Work to be completed: Give every entry again, word for word.
■ ■ ■ ■ ■ ■ ■
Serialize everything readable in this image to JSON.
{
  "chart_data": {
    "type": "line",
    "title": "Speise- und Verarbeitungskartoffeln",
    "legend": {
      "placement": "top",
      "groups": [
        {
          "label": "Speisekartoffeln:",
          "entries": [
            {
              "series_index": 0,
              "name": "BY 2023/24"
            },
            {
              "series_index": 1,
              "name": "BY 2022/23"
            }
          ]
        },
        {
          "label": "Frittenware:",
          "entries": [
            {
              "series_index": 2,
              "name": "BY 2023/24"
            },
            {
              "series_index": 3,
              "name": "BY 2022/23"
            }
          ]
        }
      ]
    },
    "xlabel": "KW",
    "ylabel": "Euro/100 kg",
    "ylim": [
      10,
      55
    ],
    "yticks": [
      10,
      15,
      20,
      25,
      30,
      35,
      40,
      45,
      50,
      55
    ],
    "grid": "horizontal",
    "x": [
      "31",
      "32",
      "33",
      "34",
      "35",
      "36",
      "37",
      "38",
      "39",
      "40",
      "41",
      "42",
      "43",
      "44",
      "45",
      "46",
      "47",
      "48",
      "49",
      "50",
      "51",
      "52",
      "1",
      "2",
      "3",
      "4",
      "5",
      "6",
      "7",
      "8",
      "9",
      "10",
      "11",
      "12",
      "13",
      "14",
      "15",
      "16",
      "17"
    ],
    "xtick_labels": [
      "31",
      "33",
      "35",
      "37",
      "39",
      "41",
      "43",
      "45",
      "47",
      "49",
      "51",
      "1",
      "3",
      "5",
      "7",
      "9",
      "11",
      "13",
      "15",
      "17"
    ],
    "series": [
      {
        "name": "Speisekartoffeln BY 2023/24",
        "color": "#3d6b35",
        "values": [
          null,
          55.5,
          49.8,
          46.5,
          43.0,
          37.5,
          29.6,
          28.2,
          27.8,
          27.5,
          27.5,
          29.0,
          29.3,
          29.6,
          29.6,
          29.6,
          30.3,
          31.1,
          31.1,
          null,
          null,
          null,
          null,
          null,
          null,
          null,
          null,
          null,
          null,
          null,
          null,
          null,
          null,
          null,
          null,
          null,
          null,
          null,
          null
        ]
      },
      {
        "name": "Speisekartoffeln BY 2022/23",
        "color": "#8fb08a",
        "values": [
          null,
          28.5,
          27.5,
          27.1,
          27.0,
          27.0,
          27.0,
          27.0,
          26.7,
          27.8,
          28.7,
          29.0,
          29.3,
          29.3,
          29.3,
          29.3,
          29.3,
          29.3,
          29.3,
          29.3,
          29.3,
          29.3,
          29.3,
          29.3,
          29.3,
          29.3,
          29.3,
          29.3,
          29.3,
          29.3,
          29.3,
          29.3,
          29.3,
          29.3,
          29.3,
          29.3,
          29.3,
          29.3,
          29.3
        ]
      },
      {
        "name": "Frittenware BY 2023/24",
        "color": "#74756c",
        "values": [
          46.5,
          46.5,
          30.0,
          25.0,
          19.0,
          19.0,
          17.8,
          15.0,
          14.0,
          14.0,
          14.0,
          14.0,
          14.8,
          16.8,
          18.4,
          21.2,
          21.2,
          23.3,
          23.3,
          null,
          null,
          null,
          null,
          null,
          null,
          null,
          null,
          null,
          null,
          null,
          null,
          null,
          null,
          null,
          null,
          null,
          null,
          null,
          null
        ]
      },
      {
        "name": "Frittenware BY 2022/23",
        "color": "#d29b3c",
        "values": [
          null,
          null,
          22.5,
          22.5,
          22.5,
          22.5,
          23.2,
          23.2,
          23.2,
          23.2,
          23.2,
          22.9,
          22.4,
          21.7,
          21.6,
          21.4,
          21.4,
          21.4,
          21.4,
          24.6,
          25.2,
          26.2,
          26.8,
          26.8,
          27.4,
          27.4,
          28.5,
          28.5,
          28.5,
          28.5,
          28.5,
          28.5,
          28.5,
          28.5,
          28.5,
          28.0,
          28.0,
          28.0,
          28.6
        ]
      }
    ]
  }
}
■ ■ ■ ■ ■ ■ ■
Solution to this problem:
Serialize everything readable in this image to JSON.
{
  "chart_data": {
    "type": "line",
    "title": "Speise- und Verarbeitungskartoffeln",
    "legend": {
      "placement": "top",
      "groups": [
        {
          "label": "Speisekartoffeln:",
          "entries": [
            {
              "series_index": 0,
              "name": "BY 2023/24"
            },
            {
              "series_index": 1,
              "name": "BY 2022/23"
            }
          ]
        },
        {
          "label": "Frittenware:",
          "entries": [
            {
              "series_index": 2,
              "name": "BY 2023/24"
            },
            {
              "series_index": 3,
              "name": "BY 2022/23"
            }
          ]
        }
      ]
    },
    "xlabel": "KW",
    "ylabel": "Euro/100 kg",
    "ylim": [
      10,
      55
    ],
    "yticks": [
      10,
      15,
      20,
      25,
      30,
      35,
      40,
      45,
      50,
      55
    ],
    "grid": "horizontal",
    "x": [
      "31",
      "32",
      "33",
      "34",
      "35",
      "36",
      "37",
      "38",
      "39",
      "40",
      "41",
      "42",
      "43",
      "44",
      "45",
      "46",
      "47",
      "48",
      "49",
      "50",
      "51",
      "52",
      "1",
      "2",
      "3",
      "4",
      "5",
      "6",
      "7",
      "8",
      "9",
      "10",
      "11",
      "12",
      "13",
      "14",
      "15",
      "16",
      "17"
    ],
    "xtick_labels": [
      "31",
      "33",
      "35",
      "37",
      "39",
      "41",
      "43",
      "45",
      "47",
      "49",
      "51",
      "1",
      "3",
      "5",
      "7",
      "9",
      "11",
      "13",
      "15",
      "17"
    ],
    "series": [
      {
        "name": "Speisekartoffeln BY 2023/24",
        "color": "#3d6b35",
        "values": [
          null,
          55.5,
          49.8,
          46.5,
          43.0,
          37.5,
          29.6,
          28.2,
          27.8,
          27.5,
          27.5,
          29.0,
          29.3,
          29.6,
          29.6,
          29.6,
          30.3,
          31.1,
          31.1,
          null,
          null,
          null,
          null,
          null,
          null,
          null,
          null,
          null,
          null,
          null,
          null,
          null,
          null,
          null,
          null,
          null,
          null,
          null,
          null
        ]
      },
      {
        "name": "Speisekartoffeln BY 2022/23",
        "color": "#8fb08a",
        "values": [
          null,
          28.5,
          27.5,
          27.1,
          27.0,
          27.0,
          27.0,
          27.0,
          26.7,
          27.8,
          28.7,
          29.0,
          29.3,
          29.3,
          29.3,
          29.3,
          29.3,
          29.3,
          29.3,
          29.3,
          29.3,
          29.3,
          29.3,
          29.3,
          29.3,
          29.3,
          29.3,
          29.3,
          29.3,
          29.3,
          29.3,
          29.3,
          29.3,
          29.3,
          29.3,
          29.3,
          29.3,
          29.3,
          29.3
        ]
      },
      {
        "name": "Frittenware BY 2023/24",
        "color": "#74756c",
        "values": [
          46.5,
          46.5,
          30.0,
          25.0,
          19.0,
          19.0,
          17.8,
          15.0,
          14.0,
          14.0,
          14.0,
          14.0,
          14.8,
          16.8,
          18.4,
          21.2,
          21.2,
          23.3,
          23.3,
          null,
          null,
          null,
          null,
          null,
          null,
          null,
          null,
          null,
          null,
          null,
          null,
          null,
          null,
          null,
          null,
          null,
          null,
          null,
          null
        ]
      },
      {
        "name": "Frittenware BY 2022/23",
        "color": "#d29b3c",
        "values": [
          null,
          null,
          22.5,
          22.5,
          22.5,
          22.5,
          23.2,
          23.2,
          23.2,
          23.2,
          23.2,
          22.9,
          22.4,
          21.7,
          21.6,
          21.4,
          21.4,
          21.4,
          21.4,
          24.6,
          25.2,
          26.2,
          26.8,
          26.8,
          27.4,
          27.4,
          28.5,
          28.5,
          28.5,
          28.5,
          28.5,
          28.5,
          28.5,
          28.5,
          28.5,
          28.0,
          28.0,
          28.0,
          28.6
        ]
      }
    ]
  }
}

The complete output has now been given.